» Set task 1
Please replace "station-dot" with "station-marker" in the stretch of the listing from its first line through the line containing "station-dot bbox=[1362, 852, 1369, 859]", changing nothing else.

» Given passage
The trial court based the foregoing reasoning on Boggs, supra, 166 Cal.App.3d 851, In re Shute (1976) 58 Cal.App.3d 543 (Shute), and People v. Manina (1975) 45 Cal.App.3d 896 (Manina), the same cases principally relied upon here by the Attorney General.

Boggs, supra, 166 Cal.App.3d 851, does not support the tolling found by the trial court here. Shortly after the defendant in Boggs had been sentenced to state prison he sent notices under section 1381 to the district attorneys of two separate counties in which charges were pending against him. Shortly thereafter he was transferred to one of the counties, and so was unavailable when the other county’s superior court issued its order to produce. After the completion of proceedings in the first county, the defendant was returned to state prison, and was transferred to the second county 112 days after its receipt of the defendant’s section 1381 demand. Trial on the pending charges was set for a date more than 90 days after the defendant was available for transfer to the second county. The trial court granted the defendant’s motion to dismiss for lack of a speedy trial under section 1381. (Boggs, at pp. 854-855.) The Court of Appeal reversed, holding that the 90-day period was tolled when the defendant was unavailable for trial in the second county by virtue of being detained in trial proceedings in the first county. “A reading of section 1381 makes obvious the fact that the drafters of the section did not contemplate a situation in which a defendant is made unavailable for prosecution within 90 days by reason of simultaneous demands for speedy trial in different jurisdictions. Logic demands the 90-day period under section 1381 be tolled when defendant has been made unavailable for trial in one county by virtue of being detained in trial proceedings in another. [Citations.]” (Id. at pp 855-856, fn. omitted.) The logic of Boggs does not apply to the present case, because the record does not show petitioner was ever unavailable for trial in the Solano County Superior Court on the charges set forth in the information.

Nor is Shute, supra, 58 Cal.App.3d 543 apposite. To begin with, Shute does not involve section 1381 but section 1381.5, relating to defendants imprisoned in federal correctional institutions, which states that the district attorney must bring the defendant to trial or sentencing within the demanded 90 days only where federal authorities assent to release of the defendant for trial or sentencing within that period. (Shute, at pp. 547-548.) Secondly, there was considerable doubt whether the defendant in Shute had actually filed a demand for a speedy trial on the district attorney of Orange County. (Id. at pp. 549-550.) Finally, and most importantly, the defendant in Shute could not have been brought to Orange County within the 90-day period even assuming federal authorities assented to his release and he had made a section 1381.5 request on the date he claimed, because during 32 days of that 90-day period “Shute was in San Francisco for the handling of his criminal charge there” (id. at p. 551), and it was for this reason the Shute court concluded that “there is no impropriety or mishandling by the People or the court of Shute’s case under Penal Code section 1381.5.” (Ibid.) As noted, our petitioner (who was not confined in a federal correctional institution) was never subject to court proceedings in another county or otherwise unavailable for trial in the Solano County Superior Court within 90 days of the filing of his section 1381 request for a speedy trial.

» Set task 2
Write the next part of the court's discussion of speedy-trial tolling, picking up right after its last sentence.

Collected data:
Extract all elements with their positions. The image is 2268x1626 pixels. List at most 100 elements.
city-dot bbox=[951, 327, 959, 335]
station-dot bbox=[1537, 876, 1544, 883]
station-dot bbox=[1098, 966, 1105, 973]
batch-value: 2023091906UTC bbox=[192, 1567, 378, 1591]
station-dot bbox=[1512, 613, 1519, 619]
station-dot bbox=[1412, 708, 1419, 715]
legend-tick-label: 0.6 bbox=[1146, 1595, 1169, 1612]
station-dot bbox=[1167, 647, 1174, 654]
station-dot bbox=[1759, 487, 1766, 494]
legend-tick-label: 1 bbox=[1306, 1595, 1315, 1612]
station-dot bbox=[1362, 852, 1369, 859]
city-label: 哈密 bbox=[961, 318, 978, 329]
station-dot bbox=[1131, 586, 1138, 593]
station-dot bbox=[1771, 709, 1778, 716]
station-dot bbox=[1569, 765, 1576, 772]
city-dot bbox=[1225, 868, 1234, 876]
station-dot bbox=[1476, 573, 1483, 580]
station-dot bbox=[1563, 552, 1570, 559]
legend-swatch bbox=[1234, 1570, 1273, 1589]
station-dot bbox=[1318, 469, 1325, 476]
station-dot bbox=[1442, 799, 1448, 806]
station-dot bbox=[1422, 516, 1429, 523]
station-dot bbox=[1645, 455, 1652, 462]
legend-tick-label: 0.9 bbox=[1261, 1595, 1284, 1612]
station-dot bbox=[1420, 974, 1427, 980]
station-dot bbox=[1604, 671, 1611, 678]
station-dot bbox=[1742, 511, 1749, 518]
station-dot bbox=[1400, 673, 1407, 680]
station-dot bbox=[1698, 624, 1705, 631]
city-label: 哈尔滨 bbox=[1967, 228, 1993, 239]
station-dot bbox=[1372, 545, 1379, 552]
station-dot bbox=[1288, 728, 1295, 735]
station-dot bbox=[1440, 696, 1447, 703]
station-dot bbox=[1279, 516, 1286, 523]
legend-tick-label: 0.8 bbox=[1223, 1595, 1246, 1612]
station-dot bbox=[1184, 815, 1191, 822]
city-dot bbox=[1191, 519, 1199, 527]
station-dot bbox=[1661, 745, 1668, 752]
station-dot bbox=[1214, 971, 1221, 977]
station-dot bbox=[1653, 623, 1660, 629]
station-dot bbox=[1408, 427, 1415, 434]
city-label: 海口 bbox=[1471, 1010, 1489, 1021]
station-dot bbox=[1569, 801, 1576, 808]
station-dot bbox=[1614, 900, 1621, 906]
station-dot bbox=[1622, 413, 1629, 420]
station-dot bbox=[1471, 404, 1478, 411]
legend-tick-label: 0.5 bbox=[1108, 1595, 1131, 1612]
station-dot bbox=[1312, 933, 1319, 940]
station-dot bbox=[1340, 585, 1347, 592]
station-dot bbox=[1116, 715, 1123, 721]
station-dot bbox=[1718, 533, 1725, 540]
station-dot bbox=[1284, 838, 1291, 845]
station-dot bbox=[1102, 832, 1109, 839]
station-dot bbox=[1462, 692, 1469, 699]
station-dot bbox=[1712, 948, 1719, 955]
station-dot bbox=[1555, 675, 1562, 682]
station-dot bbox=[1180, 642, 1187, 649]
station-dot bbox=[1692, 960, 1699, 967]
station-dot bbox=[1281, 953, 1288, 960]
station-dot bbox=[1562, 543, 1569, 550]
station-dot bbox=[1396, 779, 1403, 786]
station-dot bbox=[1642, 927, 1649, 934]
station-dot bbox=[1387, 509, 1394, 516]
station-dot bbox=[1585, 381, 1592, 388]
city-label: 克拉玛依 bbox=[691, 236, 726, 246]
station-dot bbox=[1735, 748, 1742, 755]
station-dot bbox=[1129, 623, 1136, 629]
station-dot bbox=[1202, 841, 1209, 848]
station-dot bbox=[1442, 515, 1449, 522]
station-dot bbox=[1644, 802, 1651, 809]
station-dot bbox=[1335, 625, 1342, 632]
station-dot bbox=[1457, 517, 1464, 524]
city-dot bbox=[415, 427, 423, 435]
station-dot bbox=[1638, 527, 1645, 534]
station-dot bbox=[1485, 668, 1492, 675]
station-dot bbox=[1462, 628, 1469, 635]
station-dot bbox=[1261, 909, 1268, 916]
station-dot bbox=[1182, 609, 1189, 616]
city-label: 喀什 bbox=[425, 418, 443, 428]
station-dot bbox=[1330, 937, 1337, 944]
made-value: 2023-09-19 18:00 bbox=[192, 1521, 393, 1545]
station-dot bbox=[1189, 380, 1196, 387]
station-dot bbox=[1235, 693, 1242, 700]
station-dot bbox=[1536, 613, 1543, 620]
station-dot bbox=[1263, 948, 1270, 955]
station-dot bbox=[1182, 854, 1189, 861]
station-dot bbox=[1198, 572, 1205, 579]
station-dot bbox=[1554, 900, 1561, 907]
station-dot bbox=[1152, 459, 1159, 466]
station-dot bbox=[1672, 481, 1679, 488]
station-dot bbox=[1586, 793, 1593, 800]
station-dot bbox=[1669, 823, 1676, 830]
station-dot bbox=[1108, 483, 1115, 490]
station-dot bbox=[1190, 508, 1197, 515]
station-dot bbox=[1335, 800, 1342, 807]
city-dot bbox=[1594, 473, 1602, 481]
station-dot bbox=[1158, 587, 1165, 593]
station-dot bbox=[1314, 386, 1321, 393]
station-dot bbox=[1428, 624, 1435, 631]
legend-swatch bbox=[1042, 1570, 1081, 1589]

» Written answer 1
Extract all elements with their positions. The image is 2268x1626 pixels. List at most 100 elements.
city-dot bbox=[951, 327, 959, 335]
station-marker bbox=[1537, 876, 1544, 883]
station-marker bbox=[1098, 966, 1105, 973]
batch-value: 2023091906UTC bbox=[192, 1567, 378, 1591]
station-marker bbox=[1512, 613, 1519, 619]
station-marker bbox=[1412, 708, 1419, 715]
legend-tick-label: 0.6 bbox=[1146, 1595, 1169, 1612]
station-marker bbox=[1167, 647, 1174, 654]
station-marker bbox=[1759, 487, 1766, 494]
legend-tick-label: 1 bbox=[1306, 1595, 1315, 1612]
station-marker bbox=[1362, 852, 1369, 859]

» Written answer 2
Manina, supra, 45 Cal.App.3d 896, the chief case relied upon by the People below and in this court, is also of no help to them. Manina filed his section 1381 notice when, while he was serving a term of imprisonment in a California correctional facility, felony charges were filed against him in Alameda County. (Manina, at p. 900.) He was finally arraigned in the superior court 90 or 92 days after delivery of his section 1381 notice of his desire to be tried. At that time he moved for dismissal for the prosecution’s failure to timely bring him to trial. The motion was granted by the superior court and the action was dismissed. Manina was thereupon recharged with the same offenses, on which he was tried and convicted. (Id. at p. 901.) Manina appealed from the judgment, claiming he was denied a speedy trial, due process of law and equal protection of the law on account of the earlier 90-day trial delay, and the refilling of the same charges pursuant to section 1387. The Court of Appeal affirmed the judgment. (Manina, at p. 902.)

Section 1387 permits the prosecutor to refile the same charge, however “the defendant may thereafter urge that he has been denied a speedy trial on the charge. The burden then rests upon the prosecutor to establish good cause for the delay. Upon his failure to do so the action must again, and finally, be dismissed. [Citations.]” (Manina, supra, 45 Cal.App.3d at p. 900.)

The Manina court explained that “[a]n express requirement for the operation of Penal Code section 1381, q.v., is that the defendant shall ‘desire to be brought to trial.’ Clearly implied is the condition that he shall reasonably cooperate with, and not obstruct, the prosecutor’s efforts to bring on the trial within the statutory period. The statute is designed to implement the Constitution (Barker v. Municipal Court [(1966)] 64 Cal.2d 806, 812; People v. Wilson [(1963)] 60 Cal.2d 139, 145); it is not to be invoked by a defendant for the purpose of starting the statutory time running, and then by one means or another forestalling a trial within that period, thus to attain immunity from further prosecution. It is for this and perhaps other reasons, that in determining good cause for delay of a trial beyond the statutory period ‘only that “prejudice” for which [defendant] was not responsible’ will be considered. (Bellizzi v. Superior Court [(1974)] 12 Cal.3d 33, 38.)” (Manina, supra, 45 Cal.App.3d at p. 900)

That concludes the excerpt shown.